▶ [Work to be completed]
Identify the lines holding "Customer" and copy them.

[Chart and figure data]
************

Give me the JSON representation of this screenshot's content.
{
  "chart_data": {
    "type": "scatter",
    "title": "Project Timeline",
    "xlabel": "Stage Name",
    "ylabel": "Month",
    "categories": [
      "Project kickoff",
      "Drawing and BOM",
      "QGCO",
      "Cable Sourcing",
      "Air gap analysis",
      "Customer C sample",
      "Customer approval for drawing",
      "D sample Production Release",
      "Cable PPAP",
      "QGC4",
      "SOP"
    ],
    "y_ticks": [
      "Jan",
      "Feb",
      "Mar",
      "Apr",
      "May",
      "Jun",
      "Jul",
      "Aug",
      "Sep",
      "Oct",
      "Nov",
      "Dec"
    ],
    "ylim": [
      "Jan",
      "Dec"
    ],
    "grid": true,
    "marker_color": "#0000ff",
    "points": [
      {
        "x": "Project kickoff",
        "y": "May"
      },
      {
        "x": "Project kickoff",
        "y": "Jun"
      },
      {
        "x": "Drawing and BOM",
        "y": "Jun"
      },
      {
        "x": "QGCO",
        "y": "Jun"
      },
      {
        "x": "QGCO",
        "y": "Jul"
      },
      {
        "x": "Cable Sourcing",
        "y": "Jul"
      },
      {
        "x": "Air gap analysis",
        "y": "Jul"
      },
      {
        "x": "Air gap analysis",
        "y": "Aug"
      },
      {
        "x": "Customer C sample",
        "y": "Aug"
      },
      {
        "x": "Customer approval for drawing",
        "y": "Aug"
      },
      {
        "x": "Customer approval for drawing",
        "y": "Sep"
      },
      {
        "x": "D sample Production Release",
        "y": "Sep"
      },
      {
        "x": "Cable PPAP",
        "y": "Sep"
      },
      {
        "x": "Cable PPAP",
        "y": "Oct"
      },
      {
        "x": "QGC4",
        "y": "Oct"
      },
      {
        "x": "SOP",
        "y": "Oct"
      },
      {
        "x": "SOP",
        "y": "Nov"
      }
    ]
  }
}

************

▶ [Final result]
      "Customer C sample",
      "Customer approval for drawing",
        "x": "Customer C sample",
        "x": "Customer approval for drawing",
        "x": "Customer approval for drawing",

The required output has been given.